Stored data entries

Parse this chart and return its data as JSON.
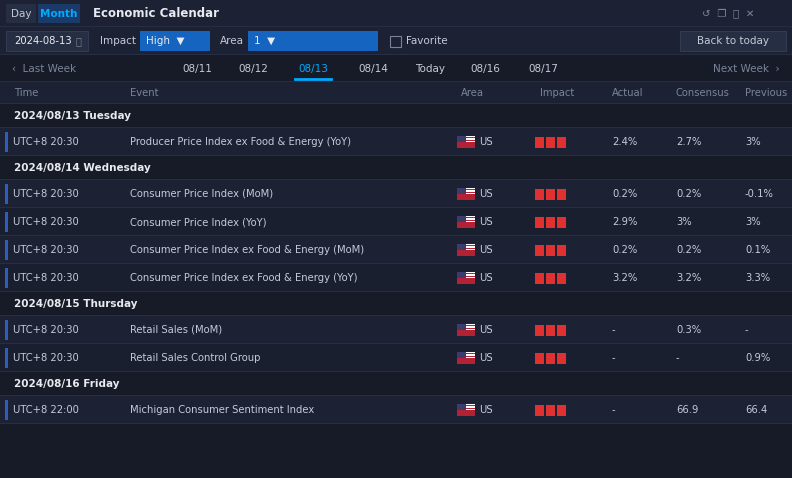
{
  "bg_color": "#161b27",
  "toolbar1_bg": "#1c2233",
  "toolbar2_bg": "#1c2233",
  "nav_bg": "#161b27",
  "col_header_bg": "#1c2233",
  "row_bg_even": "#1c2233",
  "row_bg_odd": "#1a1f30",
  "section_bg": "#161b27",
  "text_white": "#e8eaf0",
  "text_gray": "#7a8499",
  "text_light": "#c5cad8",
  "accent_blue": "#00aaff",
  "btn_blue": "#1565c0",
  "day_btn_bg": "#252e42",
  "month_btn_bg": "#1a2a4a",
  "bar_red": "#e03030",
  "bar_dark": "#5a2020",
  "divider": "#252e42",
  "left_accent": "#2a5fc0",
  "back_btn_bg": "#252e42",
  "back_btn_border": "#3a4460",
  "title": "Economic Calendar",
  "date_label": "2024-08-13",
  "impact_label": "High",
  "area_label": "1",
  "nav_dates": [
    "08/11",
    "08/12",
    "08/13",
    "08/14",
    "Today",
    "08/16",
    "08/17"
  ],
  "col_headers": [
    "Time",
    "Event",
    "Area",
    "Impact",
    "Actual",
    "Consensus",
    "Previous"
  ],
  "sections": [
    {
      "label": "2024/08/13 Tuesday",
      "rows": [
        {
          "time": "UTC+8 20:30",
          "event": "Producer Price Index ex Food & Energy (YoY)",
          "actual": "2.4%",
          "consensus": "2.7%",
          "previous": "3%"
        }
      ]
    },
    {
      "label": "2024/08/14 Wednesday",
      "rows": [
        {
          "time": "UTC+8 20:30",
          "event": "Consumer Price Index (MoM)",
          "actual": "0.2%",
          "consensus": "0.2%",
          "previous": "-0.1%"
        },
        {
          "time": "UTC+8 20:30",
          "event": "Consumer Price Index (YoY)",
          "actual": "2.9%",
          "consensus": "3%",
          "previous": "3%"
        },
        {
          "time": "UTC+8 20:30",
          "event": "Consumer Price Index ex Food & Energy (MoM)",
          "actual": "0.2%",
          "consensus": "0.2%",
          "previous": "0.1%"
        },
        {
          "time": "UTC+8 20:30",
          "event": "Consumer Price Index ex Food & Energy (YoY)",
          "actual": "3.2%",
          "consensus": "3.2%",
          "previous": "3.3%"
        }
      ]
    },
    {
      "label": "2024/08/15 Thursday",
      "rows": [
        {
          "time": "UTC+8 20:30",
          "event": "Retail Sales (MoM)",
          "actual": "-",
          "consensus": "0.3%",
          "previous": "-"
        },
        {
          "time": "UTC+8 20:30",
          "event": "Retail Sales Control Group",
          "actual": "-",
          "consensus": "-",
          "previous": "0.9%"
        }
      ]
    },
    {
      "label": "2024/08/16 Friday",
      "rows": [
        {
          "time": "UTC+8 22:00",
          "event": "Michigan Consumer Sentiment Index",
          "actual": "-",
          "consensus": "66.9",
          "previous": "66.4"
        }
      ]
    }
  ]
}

[Task prompt]:
Output a faithful copy of the data, with each picture left out.

[Task response]:
Parse this chart and return its data as JSON.
{
  "bg_color": "#161b27",
  "toolbar1_bg": "#1c2233",
  "toolbar2_bg": "#1c2233",
  "nav_bg": "#161b27",
  "col_header_bg": "#1c2233",
  "row_bg_even": "#1c2233",
  "row_bg_odd": "#1a1f30",
  "section_bg": "#161b27",
  "text_white": "#e8eaf0",
  "text_gray": "#7a8499",
  "text_light": "#c5cad8",
  "accent_blue": "#00aaff",
  "btn_blue": "#1565c0",
  "day_btn_bg": "#252e42",
  "month_btn_bg": "#1a2a4a",
  "bar_red": "#e03030",
  "bar_dark": "#5a2020",
  "divider": "#252e42",
  "left_accent": "#2a5fc0",
  "back_btn_bg": "#252e42",
  "back_btn_border": "#3a4460",
  "title": "Economic Calendar",
  "date_label": "2024-08-13",
  "impact_label": "High",
  "area_label": "1",
  "nav_dates": [
    "08/11",
    "08/12",
    "08/13",
    "08/14",
    "Today",
    "08/16",
    "08/17"
  ],
  "col_headers": [
    "Time",
    "Event",
    "Area",
    "Impact",
    "Actual",
    "Consensus",
    "Previous"
  ],
  "sections": [
    {
      "label": "2024/08/13 Tuesday",
      "rows": [
        {
          "time": "UTC+8 20:30",
          "event": "Producer Price Index ex Food & Energy (YoY)",
          "actual": "2.4%",
          "consensus": "2.7%",
          "previous": "3%"
        }
      ]
    },
    {
      "label": "2024/08/14 Wednesday",
      "rows": [
        {
          "time": "UTC+8 20:30",
          "event": "Consumer Price Index (MoM)",
          "actual": "0.2%",
          "consensus": "0.2%",
          "previous": "-0.1%"
        },
        {
          "time": "UTC+8 20:30",
          "event": "Consumer Price Index (YoY)",
          "actual": "2.9%",
          "consensus": "3%",
          "previous": "3%"
        },
        {
          "time": "UTC+8 20:30",
          "event": "Consumer Price Index ex Food & Energy (MoM)",
          "actual": "0.2%",
          "consensus": "0.2%",
          "previous": "0.1%"
        },
        {
          "time": "UTC+8 20:30",
          "event": "Consumer Price Index ex Food & Energy (YoY)",
          "actual": "3.2%",
          "consensus": "3.2%",
          "previous": "3.3%"
        }
      ]
    },
    {
      "label": "2024/08/15 Thursday",
      "rows": [
        {
          "time": "UTC+8 20:30",
          "event": "Retail Sales (MoM)",
          "actual": "-",
          "consensus": "0.3%",
          "previous": "-"
        },
        {
          "time": "UTC+8 20:30",
          "event": "Retail Sales Control Group",
          "actual": "-",
          "consensus": "-",
          "previous": "0.9%"
        }
      ]
    },
    {
      "label": "2024/08/16 Friday",
      "rows": [
        {
          "time": "UTC+8 22:00",
          "event": "Michigan Consumer Sentiment Index",
          "actual": "-",
          "consensus": "66.9",
          "previous": "66.4"
        }
      ]
    }
  ]
}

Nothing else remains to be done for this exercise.